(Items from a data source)
****************************************
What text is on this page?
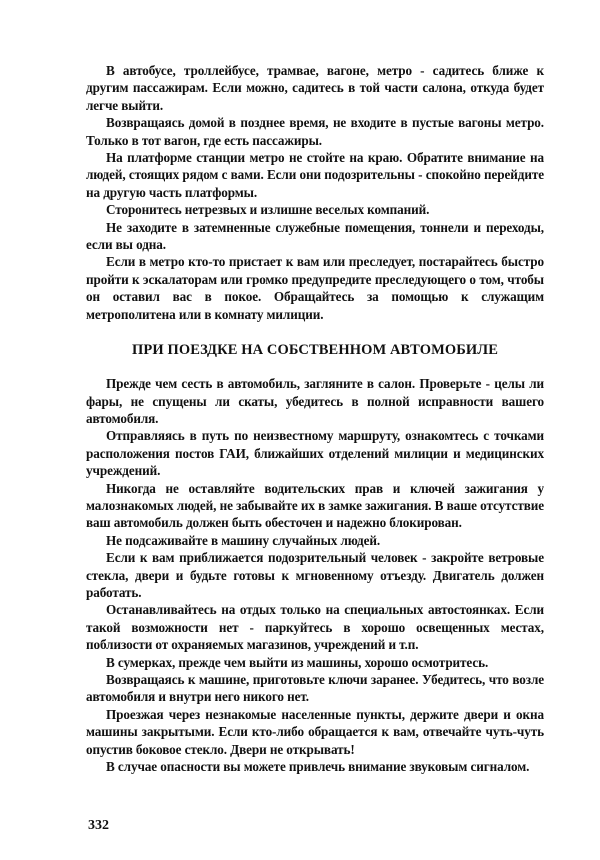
В автобусе, троллейбусе, трамвае, вагоне, метро - садитесь ближе к другим пассажирам. Если можно, садитесь в той части салона, откуда будет легче выйти.

Возвращаясь домой в позднее время, не входите в пустые вагоны метро. Только в тот вагон, где есть пассажиры.

На платформе станции метро не стойте на краю. Обратите внимание на людей, стоящих рядом с вами. Если они подозрительны - спокойно перейдите на другую часть платформы.

Сторонитесь нетрезвых и излишне веселых компаний.

Не заходите в затемненные служебные помещения, тоннели и переходы, если вы одна.

Если в метро кто-то пристает к вам или преследует, постарайтесь быстро пройти к эскалаторам или громко предупредите преследующего о том, чтобы он оставил вас в покое. Обращайтесь за помощью к служащим метрополитена или в комнату милиции.

ПРИ ПОЕЗДКЕ НА СОБСТВЕННОМ АВТОМОБИЛЕ

Прежде чем сесть в автомобиль, загляните в салон. Проверьте - целы ли фары, не спущены ли скаты, убедитесь в полной исправности вашего автомобиля.

Отправляясь в путь по неизвестному маршруту, ознакомтесь с точками расположения постов ГАИ, ближайших отделений милиции и медицинских учреждений.

Никогда не оставляйте водительских прав и ключей зажигания у малознакомых людей, не забывайте их в замке зажигания. В ваше отсутствие ваш автомобиль должен быть обесточен и надежно блокирован.

Не подсаживайте в машину случайных людей.

Если к вам приближается подозрительный человек - закройте ветровые стекла, двери и будьте готовы к мгновенному отъезду. Двигатель должен работать.

Останавливайтесь на отдых только на специальных автостоянках. Если такой возможности нет - паркуйтесь в хорошо освещенных местах, поблизости от охраняемых магазинов, учреждений и т.п.

В сумерках, прежде чем выйти из машины, хорошо осмотритесь.

Возвращаясь к машине, приготовьте ключи заранее. Убедитесь, что возле автомобиля и внутри него никого нет.

Проезжая через незнакомые населенные пункты, держите двери и окна машины закрытыми. Если кто-либо обращается к вам, отвечайте чуть-чуть опустив боковое стекло. Двери не открывать!

В случае опасности вы можете привлечь внимание звуковым сигналом.

332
****************************************
-- WRITTEN INSTRUCTION --
Print the complete listing exactly as it stands, without its pictures.

-- OUTPUT OF THE EXERCISE --
What text is on this page?
В автобусе, троллейбусе, трамвае, вагоне, метро - садитесь ближе к другим пассажирам. Если можно, садитесь в той части салона, откуда будет легче выйти.

Возвращаясь домой в позднее время, не входите в пустые вагоны метро. Только в тот вагон, где есть пассажиры.

На платформе станции метро не стойте на краю. Обратите внимание на людей, стоящих рядом с вами. Если они подозрительны - спокойно перейдите на другую часть платформы.

Сторонитесь нетрезвых и излишне веселых компаний.

Не заходите в затемненные служебные помещения, тоннели и переходы, если вы одна.

Если в метро кто-то пристает к вам или преследует, постарайтесь быстро пройти к эскалаторам или громко предупредите преследующего о том, чтобы он оставил вас в покое. Обращайтесь за помощью к служащим метрополитена или в комнату милиции.

ПРИ ПОЕЗДКЕ НА СОБСТВЕННОМ АВТОМОБИЛЕ

Прежде чем сесть в автомобиль, загляните в салон. Проверьте - целы ли фары, не спущены ли скаты, убедитесь в полной исправности вашего автомобиля.

Отправляясь в путь по неизвестному маршруту, ознакомтесь с точками расположения постов ГАИ, ближайших отделений милиции и медицинских учреждений.

Никогда не оставляйте водительских прав и ключей зажигания у малознакомых людей, не забывайте их в замке зажигания. В ваше отсутствие ваш автомобиль должен быть обесточен и надежно блокирован.

Не подсаживайте в машину случайных людей.

Если к вам приближается подозрительный человек - закройте ветровые стекла, двери и будьте готовы к мгновенному отъезду. Двигатель должен работать.

Останавливайтесь на отдых только на специальных автостоянках. Если такой возможности нет - паркуйтесь в хорошо освещенных местах, поблизости от охраняемых магазинов, учреждений и т.п.

В сумерках, прежде чем выйти из машины, хорошо осмотритесь.

Возвращаясь к машине, приготовьте ключи заранее. Убедитесь, что возле автомобиля и внутри него никого нет.

Проезжая через незнакомые населенные пункты, держите двери и окна машины закрытыми. Если кто-либо обращается к вам, отвечайте чуть-чуть опустив боковое стекло. Двери не открывать!

В случае опасности вы можете привлечь внимание звуковым сигналом.

332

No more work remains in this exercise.